··· Provided records

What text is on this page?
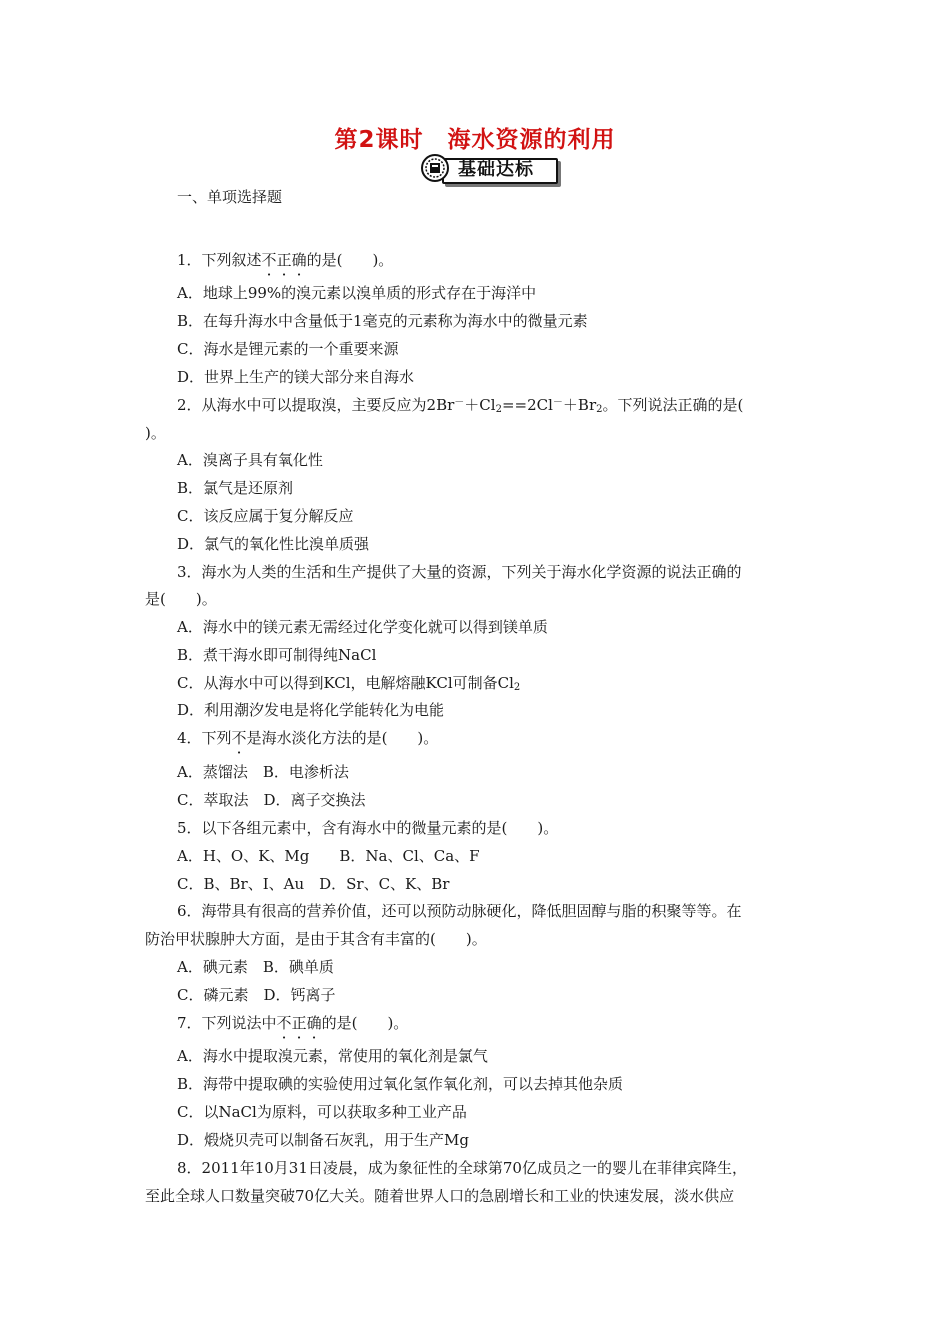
第2课时　海水资源的利用
基础达标
一、单项选择题
1．下列叙述不正确的是(　　)。
A．地球上99%的溴元素以溴单质的形式存在于海洋中
B．在每升海水中含量低于1毫克的元素称为海水中的微量元素
C．海水是锂元素的一个重要来源
D．世界上生产的镁大部分来自海水
2．从海水中可以提取溴，主要反应为$2Br^-+Cl_2==2Cl^-+Br_2$。下列说法正确的是(
)。
A．溴离子具有氧化性
B．氯气是还原剂
C．该反应属于复分解反应
D．氯气的氧化性比溴单质强
3．海水为人类的生活和生产提供了大量的资源，下列关于海水化学资源的说法正确的
是(　　)。
A．海水中的镁元素无需经过化学变化就可以得到镁单质
B．煮干海水即可制得纯NaCl
C．从海水中可以得到KCl，电解熔融KCl可制备$Cl_2$
D．利用潮汐发电是将化学能转化为电能
4．下列不是海水淡化方法的是(　　)。
A．蒸馏法　B．电渗析法
C．萃取法　D．离子交换法
5．以下各组元素中，含有海水中的微量元素的是(　　)。
A．H、O、K、Mg　　B．Na、Cl、Ca、F
C．B、Br、I、Au　D．Sr、C、K、Br
6．海带具有很高的营养价值，还可以预防动脉硬化，降低胆固醇与脂的积聚等等。在
防治甲状腺肿大方面，是由于其含有丰富的(　　)。
A．碘元素　B．碘单质
C．磷元素　D．钙离子
7．下列说法中不正确的是(　　)。
A．海水中提取溴元素，常使用的氧化剂是氯气
B．海带中提取碘的实验使用过氧化氢作氧化剂，可以去掉其他杂质
C．以NaCl为原料，可以获取多种工业产品
D．煅烧贝壳可以制备石灰乳，用于生产Mg
8．2011年10月31日凌晨，成为象征性的全球第70亿成员之一的婴儿在菲律宾降生，
至此全球人口数量突破70亿大关。随着世界人口的急剧增长和工业的快速发展，淡水供应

······

Above are the records; reproduce them exactly and leave out the pictures.

The result:
What text is on this page?
第2课时　海水资源的利用
基础达标
一、单项选择题
1．下列叙述不正确的是(　　)。
A．地球上99%的溴元素以溴单质的形式存在于海洋中
B．在每升海水中含量低于1毫克的元素称为海水中的微量元素
C．海水是锂元素的一个重要来源
D．世界上生产的镁大部分来自海水
2．从海水中可以提取溴，主要反应为$2Br^-+Cl_2==2Cl^-+Br_2$。下列说法正确的是(
)。
A．溴离子具有氧化性
B．氯气是还原剂
C．该反应属于复分解反应
D．氯气的氧化性比溴单质强
3．海水为人类的生活和生产提供了大量的资源，下列关于海水化学资源的说法正确的
是(　　)。
A．海水中的镁元素无需经过化学变化就可以得到镁单质
B．煮干海水即可制得纯NaCl
C．从海水中可以得到KCl，电解熔融KCl可制备$Cl_2$
D．利用潮汐发电是将化学能转化为电能
4．下列不是海水淡化方法的是(　　)。
A．蒸馏法　B．电渗析法
C．萃取法　D．离子交换法
5．以下各组元素中，含有海水中的微量元素的是(　　)。
A．H、O、K、Mg　　B．Na、Cl、Ca、F
C．B、Br、I、Au　D．Sr、C、K、Br
6．海带具有很高的营养价值，还可以预防动脉硬化，降低胆固醇与脂的积聚等等。在
防治甲状腺肿大方面，是由于其含有丰富的(　　)。
A．碘元素　B．碘单质
C．磷元素　D．钙离子
7．下列说法中不正确的是(　　)。
A．海水中提取溴元素，常使用的氧化剂是氯气
B．海带中提取碘的实验使用过氧化氢作氧化剂，可以去掉其他杂质
C．以NaCl为原料，可以获取多种工业产品
D．煅烧贝壳可以制备石灰乳，用于生产Mg
8．2011年10月31日凌晨，成为象征性的全球第70亿成员之一的婴儿在菲律宾降生，
至此全球人口数量突破70亿大关。随着世界人口的急剧增长和工业的快速发展，淡水供应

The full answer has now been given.